### STATED EXERCISE
For this exercise, repeat all of the material verbatim apart from its images.

Start of DATA

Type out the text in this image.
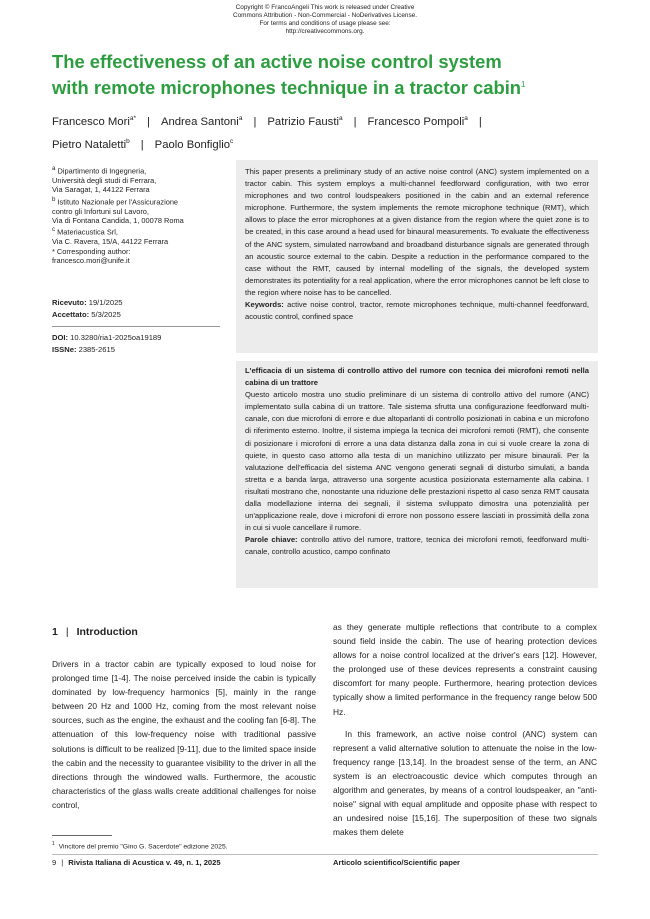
Copyright © FrancoAngeli This work is released under Creative
Commons Attribution - Non-Commercial - NoDerivatives License.
For terms and conditions of usage please see:
http://creativecommons.org.
The effectiveness of an active noise control system
with remote microphones technique in a tractor cabin$^1$
Francesco Mori$^{a*}$ | Andrea Santoni$^a$ | Patrizio Fausti$^a$ | Francesco Pompoli$^a$ |
Pietro Nataletti$^b$ | Paolo Bonfiglio$^c$

$^a$ Dipartimento di Ingegneria,

Università degli studi di Ferrara,

Via Saragat, 1, 44122 Ferrara

$^b$ Istituto Nazionale per l'Assicurazione

contro gli Infortuni sul Lavoro,

Via di Fontana Candida, 1, 00078 Roma

$^c$ Materiacustica Srl,

Via C. Ravera, 15/A, 44122 Ferrara

* Corresponding author:

francesco.mori@unife.it

Ricevuto: 19/1/2025
Accettato: 5/3/2025
DOI: 10.3280/ria1-2025oa19189
ISSNe: 2385-2615

This paper presents a preliminary study of an active noise control (ANC) system implemented on a tractor cabin. This system employs a multi-channel feedforward configuration, with two error microphones and two control loudspeakers positioned in the cabin and an external reference microphone. Furthermore, the system implements the remote microphone technique (RMT), which allows to place the error microphones at a given distance from the region where the quiet zone is to be created, in this case around a head used for binaural measurements. To evaluate the effectiveness of the ANC system, simulated narrowband and broadband disturbance signals are generated through an acoustic source external to the cabin. Despite a reduction in the performance compared to the case without the RMT, caused by internal modelling of the signals, the developed system demonstrates its potentiality for a real application, where the error microphones cannot be left close to the region where noise has to be cancelled.

Keywords: active noise control, tractor, remote microphones technique, multi-channel feedforward, acoustic control, confined space

L'efficacia di un sistema di controllo attivo del rumore con tecnica dei microfoni remoti nella cabina di un trattore

Questo articolo mostra uno studio preliminare di un sistema di controllo attivo del rumore (ANC) implementato sulla cabina di un trattore. Tale sistema sfrutta una configurazione feedforward multi-canale, con due microfoni di errore e due altoparlanti di controllo posizionati in cabina e un microfono di riferimento esterno. Inoltre, il sistema impiega la tecnica dei microfoni remoti (RMT), che consente di posizionare i microfoni di errore a una data distanza dalla zona in cui si vuole creare la zona di quiete, in questo caso attorno alla testa di un manichino utilizzato per misure binaurali. Per la valutazione dell'efficacia del sistema ANC vengono generati segnali di disturbo simulati, a banda stretta e a banda larga, attraverso una sorgente acustica posizionata esternamente alla cabina. I risultati mostrano che, nonostante una riduzione delle prestazioni rispetto al caso senza RMT causata dalla modellazione interna dei segnali, il sistema sviluppato dimostra una potenzialità per un'applicazione reale, dove i microfoni di errore non possono essere lasciati in prossimità della zona in cui si vuole cancellare il rumore.

Parole chiave: controllo attivo del rumore, trattore, tecnica dei microfoni remoti, feedforward multi-canale, controllo acustico, campo confinato

1 | Introduction

Drivers in a tractor cabin are typically exposed to loud noise for prolonged time [1-4]. The noise perceived inside the cabin is typically dominated by low-frequency harmonics [5], mainly in the range between 20 Hz and 1000 Hz, coming from the most relevant noise sources, such as the engine, the exhaust and the cooling fan [6-8]. The attenuation of this low-frequency noise with traditional passive solutions is difficult to be realized [9-11], due to the limited space inside the cabin and the necessity to guarantee visibility to the driver in all the directions through the windowed walls. Furthermore, the acoustic characteristics of the glass walls create additional challenges for noise control,

as they generate multiple reflections that contribute to a complex sound field inside the cabin. The use of hearing protection devices allows for a noise control localized at the driver's ears [12]. However, the prolonged use of these devices represents a constraint causing discomfort for many people. Furthermore, hearing protection devices typically show a limited performance in the frequency range below 500 Hz.

In this framework, an active noise control (ANC) system can represent a valid alternative solution to attenuate the noise in the low-frequency range [13,14]. In the broadest sense of the term, an ANC system is an electroacoustic device which computes through an algorithm and generates, by means of a control loudspeaker, an "anti-noise" signal with equal amplitude and opposite phase with respect to an undesired noise [15,16]. The superposition of these two signals makes them delete

$^1$ Vincitore del premio "Gino G. Sacerdote" edizione 2025.
9 | Rivista Italiana di Acustica v. 49, n. 1, 2025	Articolo scientifico/Scientific paper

End of DATA

### EXERCISE RESPONSE
Type out the text in this image.
Copyright © FrancoAngeli This work is released under Creative
Commons Attribution - Non-Commercial - NoDerivatives License.
For terms and conditions of usage please see:
http://creativecommons.org.
The effectiveness of an active noise control system
with remote microphones technique in a tractor cabin$^1$
Francesco Mori$^{a*}$ | Andrea Santoni$^a$ | Patrizio Fausti$^a$ | Francesco Pompoli$^a$ |
Pietro Nataletti$^b$ | Paolo Bonfiglio$^c$

$^a$ Dipartimento di Ingegneria,

Università degli studi di Ferrara,

Via Saragat, 1, 44122 Ferrara

$^b$ Istituto Nazionale per l'Assicurazione

contro gli Infortuni sul Lavoro,

Via di Fontana Candida, 1, 00078 Roma

$^c$ Materiacustica Srl,

Via C. Ravera, 15/A, 44122 Ferrara

* Corresponding author:

francesco.mori@unife.it

Ricevuto: 19/1/2025
Accettato: 5/3/2025
DOI: 10.3280/ria1-2025oa19189
ISSNe: 2385-2615

This paper presents a preliminary study of an active noise control (ANC) system implemented on a tractor cabin. This system employs a multi-channel feedforward configuration, with two error microphones and two control loudspeakers positioned in the cabin and an external reference microphone. Furthermore, the system implements the remote microphone technique (RMT), which allows to place the error microphones at a given distance from the region where the quiet zone is to be created, in this case around a head used for binaural measurements. To evaluate the effectiveness of the ANC system, simulated narrowband and broadband disturbance signals are generated through an acoustic source external to the cabin. Despite a reduction in the performance compared to the case without the RMT, caused by internal modelling of the signals, the developed system demonstrates its potentiality for a real application, where the error microphones cannot be left close to the region where noise has to be cancelled.

Keywords: active noise control, tractor, remote microphones technique, multi-channel feedforward, acoustic control, confined space

L'efficacia di un sistema di controllo attivo del rumore con tecnica dei microfoni remoti nella cabina di un trattore

Questo articolo mostra uno studio preliminare di un sistema di controllo attivo del rumore (ANC) implementato sulla cabina di un trattore. Tale sistema sfrutta una configurazione feedforward multi-canale, con due microfoni di errore e due altoparlanti di controllo posizionati in cabina e un microfono di riferimento esterno. Inoltre, il sistema impiega la tecnica dei microfoni remoti (RMT), che consente di posizionare i microfoni di errore a una data distanza dalla zona in cui si vuole creare la zona di quiete, in questo caso attorno alla testa di un manichino utilizzato per misure binaurali. Per la valutazione dell'efficacia del sistema ANC vengono generati segnali di disturbo simulati, a banda stretta e a banda larga, attraverso una sorgente acustica posizionata esternamente alla cabina. I risultati mostrano che, nonostante una riduzione delle prestazioni rispetto al caso senza RMT causata dalla modellazione interna dei segnali, il sistema sviluppato dimostra una potenzialità per un'applicazione reale, dove i microfoni di errore non possono essere lasciati in prossimità della zona in cui si vuole cancellare il rumore.

Parole chiave: controllo attivo del rumore, trattore, tecnica dei microfoni remoti, feedforward multi-canale, controllo acustico, campo confinato

1 | Introduction

Drivers in a tractor cabin are typically exposed to loud noise for prolonged time [1-4]. The noise perceived inside the cabin is typically dominated by low-frequency harmonics [5], mainly in the range between 20 Hz and 1000 Hz, coming from the most relevant noise sources, such as the engine, the exhaust and the cooling fan [6-8]. The attenuation of this low-frequency noise with traditional passive solutions is difficult to be realized [9-11], due to the limited space inside the cabin and the necessity to guarantee visibility to the driver in all the directions through the windowed walls. Furthermore, the acoustic characteristics of the glass walls create additional challenges for noise control,

as they generate multiple reflections that contribute to a complex sound field inside the cabin. The use of hearing protection devices allows for a noise control localized at the driver's ears [12]. However, the prolonged use of these devices represents a constraint causing discomfort for many people. Furthermore, hearing protection devices typically show a limited performance in the frequency range below 500 Hz.

In this framework, an active noise control (ANC) system can represent a valid alternative solution to attenuate the noise in the low-frequency range [13,14]. In the broadest sense of the term, an ANC system is an electroacoustic device which computes through an algorithm and generates, by means of a control loudspeaker, an "anti-noise" signal with equal amplitude and opposite phase with respect to an undesired noise [15,16]. The superposition of these two signals makes them delete

$^1$ Vincitore del premio "Gino G. Sacerdote" edizione 2025.
9 | Rivista Italiana di Acustica v. 49, n. 1, 2025	Articolo scientifico/Scientific paper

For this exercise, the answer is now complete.